# WHAT YOU NEED TO DO:
Extract the lines that hold the string "payg".

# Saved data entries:
_ _ _ _ _ _ _
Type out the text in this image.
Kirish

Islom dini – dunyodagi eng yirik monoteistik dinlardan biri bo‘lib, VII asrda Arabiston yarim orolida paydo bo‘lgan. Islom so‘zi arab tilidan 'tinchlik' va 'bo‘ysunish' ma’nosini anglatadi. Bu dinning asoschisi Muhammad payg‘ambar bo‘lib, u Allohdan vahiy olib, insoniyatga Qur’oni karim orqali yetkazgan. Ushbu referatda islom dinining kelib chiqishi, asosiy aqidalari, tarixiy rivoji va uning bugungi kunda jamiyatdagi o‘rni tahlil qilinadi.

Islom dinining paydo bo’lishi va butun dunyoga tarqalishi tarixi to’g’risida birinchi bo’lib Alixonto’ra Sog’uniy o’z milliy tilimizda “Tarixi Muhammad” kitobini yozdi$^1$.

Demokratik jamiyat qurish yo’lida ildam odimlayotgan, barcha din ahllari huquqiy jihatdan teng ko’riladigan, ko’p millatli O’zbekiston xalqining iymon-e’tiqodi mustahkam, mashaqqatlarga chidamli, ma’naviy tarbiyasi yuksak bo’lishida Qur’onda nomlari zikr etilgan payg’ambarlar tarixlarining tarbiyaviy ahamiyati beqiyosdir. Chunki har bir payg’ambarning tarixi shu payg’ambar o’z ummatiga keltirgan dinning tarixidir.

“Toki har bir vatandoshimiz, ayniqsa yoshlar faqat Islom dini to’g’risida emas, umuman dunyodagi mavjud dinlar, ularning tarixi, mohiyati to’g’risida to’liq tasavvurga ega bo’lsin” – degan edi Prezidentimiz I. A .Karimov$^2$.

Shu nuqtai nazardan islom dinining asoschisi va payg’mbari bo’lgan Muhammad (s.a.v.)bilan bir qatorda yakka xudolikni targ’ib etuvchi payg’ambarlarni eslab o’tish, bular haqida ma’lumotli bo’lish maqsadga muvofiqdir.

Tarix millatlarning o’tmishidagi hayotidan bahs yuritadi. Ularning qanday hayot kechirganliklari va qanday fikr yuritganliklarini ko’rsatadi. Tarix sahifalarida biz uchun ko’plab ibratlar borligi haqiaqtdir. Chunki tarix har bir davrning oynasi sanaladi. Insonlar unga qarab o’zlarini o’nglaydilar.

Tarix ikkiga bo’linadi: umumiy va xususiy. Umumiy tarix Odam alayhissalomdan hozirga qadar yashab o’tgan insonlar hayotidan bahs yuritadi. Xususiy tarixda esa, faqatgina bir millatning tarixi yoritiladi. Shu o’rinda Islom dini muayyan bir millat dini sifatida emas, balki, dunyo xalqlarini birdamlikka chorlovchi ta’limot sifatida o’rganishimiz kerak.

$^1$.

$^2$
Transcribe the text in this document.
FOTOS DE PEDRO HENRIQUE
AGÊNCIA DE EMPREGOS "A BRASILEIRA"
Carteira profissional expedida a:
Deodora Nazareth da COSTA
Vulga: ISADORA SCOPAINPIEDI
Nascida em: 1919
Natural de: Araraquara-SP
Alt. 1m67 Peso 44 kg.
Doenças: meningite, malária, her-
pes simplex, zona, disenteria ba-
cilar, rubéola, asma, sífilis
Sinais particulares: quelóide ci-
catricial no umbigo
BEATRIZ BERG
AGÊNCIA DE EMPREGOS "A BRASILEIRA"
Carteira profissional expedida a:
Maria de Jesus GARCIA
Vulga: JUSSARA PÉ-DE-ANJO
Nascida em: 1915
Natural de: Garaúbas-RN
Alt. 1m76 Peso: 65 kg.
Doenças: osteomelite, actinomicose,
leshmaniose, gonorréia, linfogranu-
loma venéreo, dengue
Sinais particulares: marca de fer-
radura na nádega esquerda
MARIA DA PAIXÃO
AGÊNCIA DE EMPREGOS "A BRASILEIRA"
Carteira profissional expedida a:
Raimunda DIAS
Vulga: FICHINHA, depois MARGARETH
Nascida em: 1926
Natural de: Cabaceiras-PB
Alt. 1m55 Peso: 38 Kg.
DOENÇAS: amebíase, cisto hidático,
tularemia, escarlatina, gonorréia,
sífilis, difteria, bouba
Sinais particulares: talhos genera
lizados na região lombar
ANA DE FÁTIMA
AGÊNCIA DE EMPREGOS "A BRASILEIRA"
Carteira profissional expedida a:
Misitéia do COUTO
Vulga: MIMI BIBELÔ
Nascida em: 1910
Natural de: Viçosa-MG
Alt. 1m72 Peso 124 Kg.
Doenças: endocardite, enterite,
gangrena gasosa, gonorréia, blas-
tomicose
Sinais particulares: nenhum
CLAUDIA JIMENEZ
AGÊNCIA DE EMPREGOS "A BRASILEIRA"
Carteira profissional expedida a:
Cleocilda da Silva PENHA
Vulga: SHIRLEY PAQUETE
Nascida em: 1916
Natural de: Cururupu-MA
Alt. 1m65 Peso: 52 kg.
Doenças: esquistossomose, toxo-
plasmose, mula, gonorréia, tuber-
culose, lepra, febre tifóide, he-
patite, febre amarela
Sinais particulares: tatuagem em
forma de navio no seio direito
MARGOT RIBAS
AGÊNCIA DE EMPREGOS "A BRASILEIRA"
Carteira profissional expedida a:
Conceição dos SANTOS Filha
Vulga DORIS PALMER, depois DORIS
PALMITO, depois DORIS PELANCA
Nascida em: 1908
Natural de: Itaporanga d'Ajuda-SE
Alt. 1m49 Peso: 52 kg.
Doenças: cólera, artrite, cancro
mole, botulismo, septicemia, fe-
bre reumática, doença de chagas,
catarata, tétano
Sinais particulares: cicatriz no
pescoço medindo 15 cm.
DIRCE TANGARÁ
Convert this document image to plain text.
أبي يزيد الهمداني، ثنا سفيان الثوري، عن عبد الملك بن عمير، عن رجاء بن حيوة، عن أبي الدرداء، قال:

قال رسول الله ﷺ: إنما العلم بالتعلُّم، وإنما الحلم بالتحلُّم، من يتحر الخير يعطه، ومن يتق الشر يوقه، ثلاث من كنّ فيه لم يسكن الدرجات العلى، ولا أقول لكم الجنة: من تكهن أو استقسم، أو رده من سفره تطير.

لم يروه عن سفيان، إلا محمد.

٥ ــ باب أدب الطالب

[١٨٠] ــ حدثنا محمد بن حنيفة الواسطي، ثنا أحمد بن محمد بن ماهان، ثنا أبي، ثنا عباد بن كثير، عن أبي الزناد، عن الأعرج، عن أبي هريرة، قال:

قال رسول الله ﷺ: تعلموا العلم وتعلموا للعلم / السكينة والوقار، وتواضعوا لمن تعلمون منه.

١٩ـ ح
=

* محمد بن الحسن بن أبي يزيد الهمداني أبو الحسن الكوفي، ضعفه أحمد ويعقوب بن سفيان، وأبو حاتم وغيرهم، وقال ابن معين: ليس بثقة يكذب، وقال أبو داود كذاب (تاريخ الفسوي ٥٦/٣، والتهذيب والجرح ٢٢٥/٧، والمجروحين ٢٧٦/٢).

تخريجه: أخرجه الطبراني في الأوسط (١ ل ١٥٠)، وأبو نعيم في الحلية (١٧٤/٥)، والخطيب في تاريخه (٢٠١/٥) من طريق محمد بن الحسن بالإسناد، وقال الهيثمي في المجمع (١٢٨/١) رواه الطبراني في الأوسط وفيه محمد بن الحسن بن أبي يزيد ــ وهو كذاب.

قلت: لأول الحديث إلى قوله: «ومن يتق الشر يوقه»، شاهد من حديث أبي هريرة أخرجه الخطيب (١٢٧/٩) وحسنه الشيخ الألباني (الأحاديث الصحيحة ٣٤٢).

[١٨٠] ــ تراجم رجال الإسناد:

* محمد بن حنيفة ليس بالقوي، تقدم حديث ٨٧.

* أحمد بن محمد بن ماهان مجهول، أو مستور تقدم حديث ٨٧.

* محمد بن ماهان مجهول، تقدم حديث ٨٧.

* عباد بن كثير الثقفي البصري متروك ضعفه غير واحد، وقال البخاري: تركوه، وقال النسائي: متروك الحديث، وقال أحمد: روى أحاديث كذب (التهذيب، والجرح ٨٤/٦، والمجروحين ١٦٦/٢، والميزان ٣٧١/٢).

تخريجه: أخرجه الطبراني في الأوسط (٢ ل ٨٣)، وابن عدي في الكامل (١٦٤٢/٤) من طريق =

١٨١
_ _ _ _ _ _ _
# EXPECTED ANSWER:
Islom dini – dunyodagi eng yirik monoteistik dinlardan biri bo‘lib, VII asrda Arabiston yarim orolida paydo bo‘lgan. Islom so‘zi arab tilidan 'tinchlik' va 'bo‘ysunish' ma’nosini anglatadi. Bu dinning asoschisi Muhammad payg‘ambar bo‘lib, u Allohdan vahiy olib, insoniyatga Qur’oni karim orqali yetkazgan. Ushbu referatda islom dinining kelib chiqishi, asosiy aqidalari, tarixiy rivoji va uning bugungi kunda jamiyatdagi o‘rni tahlil qilinadi.
Demokratik jamiyat qurish yo’lida ildam odimlayotgan, barcha din ahllari huquqiy jihatdan teng ko’riladigan, ko’p millatli O’zbekiston xalqining iymon-e’tiqodi mustahkam, mashaqqatlarga chidamli, ma’naviy tarbiyasi yuksak bo’lishida Qur’onda nomlari zikr etilgan payg’ambarlar tarixlarining tarbiyaviy ahamiyati beqiyosdir. Chunki har bir payg’ambarning tarixi shu payg’ambar o’z ummatiga keltirgan dinning tarixidir.
Shu nuqtai nazardan islom dinining asoschisi va payg’mbari bo’lgan Muhammad (s.a.v.)bilan bir qatorda yakka xudolikni targ’ib etuvchi payg’ambarlarni eslab o’tish, bular haqida ma’lumotli bo’lish maqsadga muvofiqdir.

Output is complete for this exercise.